- _TASK PROMPT_: Note each line of the listing that contains the string "Ghent", and copy it.

- _DATA PROVIDED_:

- - -

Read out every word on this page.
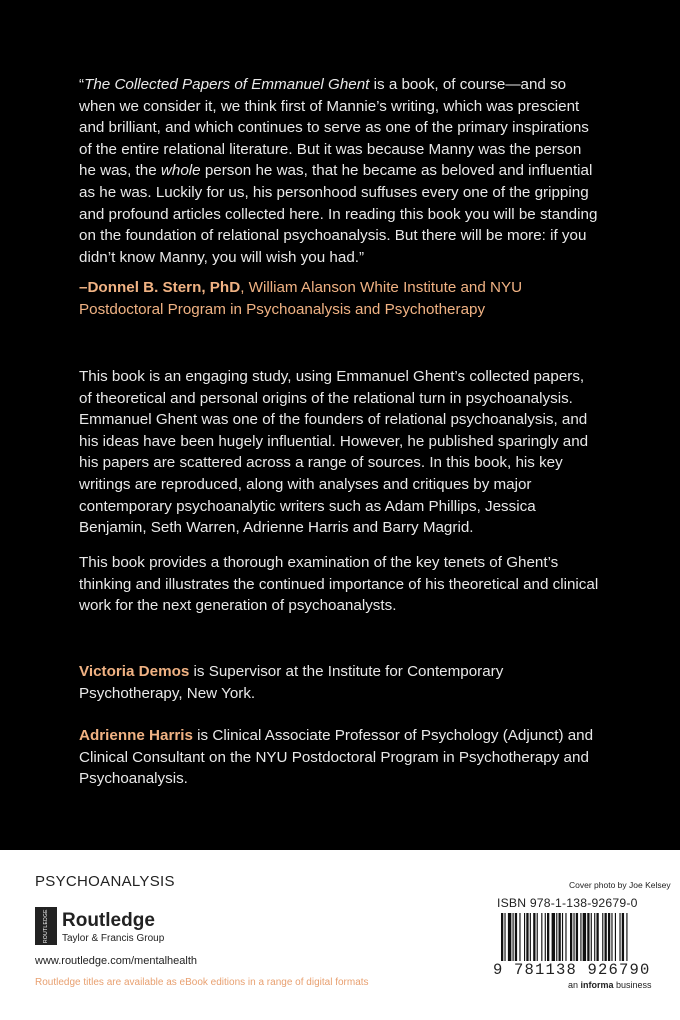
“The Collected Papers of Emmanuel Ghent is a book, of course—and so when we consider it, we think first of Mannie’s writing, which was prescient and brilliant, and which continues to serve as one of the primary inspirations of the entire relational literature. But it was because Manny was the person he was, the whole person he was, that he became as beloved and influential as he was. Luckily for us, his personhood suffuses every one of the gripping and profound articles collected here. In reading this book you will be standing on the foundation of relational psychoanalysis. But there will be more: if you didn’t know Manny, you will wish you had.”
–Donnel B. Stern, PhD, William Alanson White Institute and NYU Postdoctoral Program in Psychoanalysis and Psychotherapy
This book is an engaging study, using Emmanuel Ghent’s collected papers, of theoretical and personal origins of the relational turn in psychoanalysis. Emmanuel Ghent was one of the founders of relational psychoanalysis, and his ideas have been hugely influential. However, he published sparingly and his papers are scattered across a range of sources. In this book, his key writings are reproduced, along with analyses and critiques by major contemporary psychoanalytic writers such as Adam Phillips, Jessica Benjamin, Seth Warren, Adrienne Harris and Barry Magrid.
This book provides a thorough examination of the key tenets of Ghent’s thinking and illustrates the continued importance of his theoretical and clinical work for the next generation of psychoanalysts.
Victoria Demos is Supervisor at the Institute for Contemporary Psychotherapy, New York.
Adrienne Harris is Clinical Associate Professor of Psychology (Adjunct) and Clinical Consultant on the NYU Postdoctoral Program in Psychotherapy and Psychoanalysis.
PSYCHOANALYSIS
ROUTLEDGE Routledge
Taylor & Francis Group
www.routledge.com/mentalhealth
Routledge titles are available as eBook editions in a range of digital formats
Cover photo by Joe Kelsey
ISBN 978-1-138-92679-0
9 781138 926790
an informa business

- - -

- _WRITTEN ANSWER_:
“The Collected Papers of Emmanuel Ghent is a book, of course—and so when we consider it, we think first of Mannie’s writing, which was prescient and brilliant, and which continues to serve as one of the primary inspirations of the entire relational literature. But it was because Manny was the person he was, the whole person he was, that he became as beloved and influential as he was. Luckily for us, his personhood suffuses every one of the gripping and profound articles collected here. In reading this book you will be standing on the foundation of relational psychoanalysis. But there will be more: if you didn’t know Manny, you will wish you had.”
This book is an engaging study, using Emmanuel Ghent’s collected papers, of theoretical and personal origins of the relational turn in psychoanalysis. Emmanuel Ghent was one of the founders of relational psychoanalysis, and his ideas have been hugely influential. However, he published sparingly and his papers are scattered across a range of sources. In this book, his key writings are reproduced, along with analyses and critiques by major contemporary psychoanalytic writers such as Adam Phillips, Jessica Benjamin, Seth Warren, Adrienne Harris and Barry Magrid.
This book provides a thorough examination of the key tenets of Ghent’s thinking and illustrates the continued importance of his theoretical and clinical work for the next generation of psychoanalysts.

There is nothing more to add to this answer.